__What the exercise asks__
Every line with the word "Historical" in it should be extracted from the data that follows.
════════
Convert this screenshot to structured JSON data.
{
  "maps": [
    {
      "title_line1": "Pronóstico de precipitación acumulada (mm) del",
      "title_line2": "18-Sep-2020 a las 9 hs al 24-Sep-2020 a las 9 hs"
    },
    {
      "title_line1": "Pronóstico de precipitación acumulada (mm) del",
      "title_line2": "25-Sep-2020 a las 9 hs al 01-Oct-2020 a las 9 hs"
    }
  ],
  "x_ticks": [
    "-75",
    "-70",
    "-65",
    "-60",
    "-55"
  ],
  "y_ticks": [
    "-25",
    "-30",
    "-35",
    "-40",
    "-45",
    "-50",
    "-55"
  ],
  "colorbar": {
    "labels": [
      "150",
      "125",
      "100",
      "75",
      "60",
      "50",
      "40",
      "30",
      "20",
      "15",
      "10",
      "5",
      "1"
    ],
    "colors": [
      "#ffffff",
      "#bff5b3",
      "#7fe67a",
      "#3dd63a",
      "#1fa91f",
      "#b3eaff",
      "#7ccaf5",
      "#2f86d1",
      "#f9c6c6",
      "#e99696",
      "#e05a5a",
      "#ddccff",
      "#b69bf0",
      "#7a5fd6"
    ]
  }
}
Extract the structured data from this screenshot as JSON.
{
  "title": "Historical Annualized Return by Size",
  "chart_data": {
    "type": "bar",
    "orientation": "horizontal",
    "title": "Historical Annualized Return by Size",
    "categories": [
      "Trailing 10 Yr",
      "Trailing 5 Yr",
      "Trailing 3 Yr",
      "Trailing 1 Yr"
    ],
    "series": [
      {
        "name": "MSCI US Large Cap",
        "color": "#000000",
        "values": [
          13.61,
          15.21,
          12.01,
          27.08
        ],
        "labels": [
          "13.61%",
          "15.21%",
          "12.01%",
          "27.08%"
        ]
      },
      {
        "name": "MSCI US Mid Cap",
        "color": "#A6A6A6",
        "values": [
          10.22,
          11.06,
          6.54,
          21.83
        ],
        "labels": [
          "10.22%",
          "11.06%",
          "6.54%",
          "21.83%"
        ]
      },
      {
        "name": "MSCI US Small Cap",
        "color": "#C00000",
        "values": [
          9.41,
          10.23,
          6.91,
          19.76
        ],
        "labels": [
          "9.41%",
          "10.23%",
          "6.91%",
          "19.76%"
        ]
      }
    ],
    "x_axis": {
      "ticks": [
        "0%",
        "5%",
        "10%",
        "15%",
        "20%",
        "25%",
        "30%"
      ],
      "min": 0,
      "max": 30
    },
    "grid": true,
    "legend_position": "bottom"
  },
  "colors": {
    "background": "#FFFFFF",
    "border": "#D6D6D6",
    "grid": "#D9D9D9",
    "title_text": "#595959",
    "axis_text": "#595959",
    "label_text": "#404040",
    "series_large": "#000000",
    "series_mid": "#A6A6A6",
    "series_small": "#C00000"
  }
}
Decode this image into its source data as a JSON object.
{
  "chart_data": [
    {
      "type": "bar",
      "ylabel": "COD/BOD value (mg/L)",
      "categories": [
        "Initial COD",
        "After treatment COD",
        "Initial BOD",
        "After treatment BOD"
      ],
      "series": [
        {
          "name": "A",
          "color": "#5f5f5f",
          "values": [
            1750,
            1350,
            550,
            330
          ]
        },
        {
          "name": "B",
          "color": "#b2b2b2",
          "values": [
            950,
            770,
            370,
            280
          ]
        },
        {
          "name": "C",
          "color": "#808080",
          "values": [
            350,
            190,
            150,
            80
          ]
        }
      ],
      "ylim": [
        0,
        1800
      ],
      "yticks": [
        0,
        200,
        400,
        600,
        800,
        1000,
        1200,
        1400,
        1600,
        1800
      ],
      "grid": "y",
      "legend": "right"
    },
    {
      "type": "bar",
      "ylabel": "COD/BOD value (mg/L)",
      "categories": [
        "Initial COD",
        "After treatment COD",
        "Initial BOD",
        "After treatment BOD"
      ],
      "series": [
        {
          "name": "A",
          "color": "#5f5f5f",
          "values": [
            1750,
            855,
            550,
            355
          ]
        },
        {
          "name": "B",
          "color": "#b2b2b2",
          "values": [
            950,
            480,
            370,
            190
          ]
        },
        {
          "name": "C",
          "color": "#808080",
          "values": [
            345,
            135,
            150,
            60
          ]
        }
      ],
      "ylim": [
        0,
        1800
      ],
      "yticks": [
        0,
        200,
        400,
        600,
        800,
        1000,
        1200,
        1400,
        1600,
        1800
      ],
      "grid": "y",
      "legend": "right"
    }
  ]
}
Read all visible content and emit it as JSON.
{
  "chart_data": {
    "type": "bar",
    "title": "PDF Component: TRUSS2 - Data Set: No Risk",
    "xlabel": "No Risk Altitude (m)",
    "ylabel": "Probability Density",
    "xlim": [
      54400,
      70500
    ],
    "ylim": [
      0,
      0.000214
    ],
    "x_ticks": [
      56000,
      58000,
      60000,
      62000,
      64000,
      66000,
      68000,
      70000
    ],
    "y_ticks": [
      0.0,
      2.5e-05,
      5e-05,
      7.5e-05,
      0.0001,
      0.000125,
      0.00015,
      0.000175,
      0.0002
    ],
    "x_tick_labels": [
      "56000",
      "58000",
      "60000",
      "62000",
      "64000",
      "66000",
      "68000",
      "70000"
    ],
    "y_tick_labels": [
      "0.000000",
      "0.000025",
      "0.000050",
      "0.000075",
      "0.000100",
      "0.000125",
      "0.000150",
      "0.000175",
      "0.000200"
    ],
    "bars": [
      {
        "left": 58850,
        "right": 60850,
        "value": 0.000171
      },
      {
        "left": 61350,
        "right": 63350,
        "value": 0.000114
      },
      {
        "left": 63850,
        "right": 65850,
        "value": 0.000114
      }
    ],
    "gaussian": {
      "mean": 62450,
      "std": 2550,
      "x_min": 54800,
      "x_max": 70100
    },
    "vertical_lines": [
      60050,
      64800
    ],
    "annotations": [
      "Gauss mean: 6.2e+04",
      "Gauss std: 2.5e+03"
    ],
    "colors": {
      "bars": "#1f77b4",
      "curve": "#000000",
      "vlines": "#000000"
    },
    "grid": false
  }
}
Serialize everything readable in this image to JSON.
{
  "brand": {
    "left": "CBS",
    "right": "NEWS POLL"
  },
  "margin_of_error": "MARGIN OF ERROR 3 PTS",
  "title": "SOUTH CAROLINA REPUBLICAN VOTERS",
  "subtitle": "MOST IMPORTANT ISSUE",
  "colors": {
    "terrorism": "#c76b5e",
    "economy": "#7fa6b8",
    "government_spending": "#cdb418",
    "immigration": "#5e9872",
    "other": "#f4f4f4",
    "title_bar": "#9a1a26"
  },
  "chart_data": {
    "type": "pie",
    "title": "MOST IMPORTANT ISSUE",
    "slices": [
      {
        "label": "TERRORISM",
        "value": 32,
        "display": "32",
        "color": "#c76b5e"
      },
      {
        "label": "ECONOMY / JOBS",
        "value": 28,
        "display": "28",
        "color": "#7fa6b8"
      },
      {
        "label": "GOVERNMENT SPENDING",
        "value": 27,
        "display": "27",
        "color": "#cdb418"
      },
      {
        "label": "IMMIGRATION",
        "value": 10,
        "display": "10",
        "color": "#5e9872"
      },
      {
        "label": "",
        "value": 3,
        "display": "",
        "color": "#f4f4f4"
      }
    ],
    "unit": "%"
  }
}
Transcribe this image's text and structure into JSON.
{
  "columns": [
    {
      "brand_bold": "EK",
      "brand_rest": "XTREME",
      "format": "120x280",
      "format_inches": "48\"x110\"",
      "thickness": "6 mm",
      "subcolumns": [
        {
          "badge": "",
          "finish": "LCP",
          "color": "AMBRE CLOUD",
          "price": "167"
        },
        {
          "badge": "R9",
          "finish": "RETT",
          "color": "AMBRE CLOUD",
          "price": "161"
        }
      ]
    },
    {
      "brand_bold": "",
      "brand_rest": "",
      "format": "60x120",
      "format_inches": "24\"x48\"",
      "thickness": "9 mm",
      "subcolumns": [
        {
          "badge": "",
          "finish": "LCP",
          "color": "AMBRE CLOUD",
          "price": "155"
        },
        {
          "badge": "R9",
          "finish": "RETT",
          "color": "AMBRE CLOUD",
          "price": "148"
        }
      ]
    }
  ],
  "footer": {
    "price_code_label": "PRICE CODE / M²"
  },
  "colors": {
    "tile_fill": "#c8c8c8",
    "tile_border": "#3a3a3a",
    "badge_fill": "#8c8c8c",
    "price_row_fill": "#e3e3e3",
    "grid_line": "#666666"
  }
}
════════
__Task solution__
  "title": "Historical Annualized Return by Size",
    "title": "Historical Annualized Return by Size",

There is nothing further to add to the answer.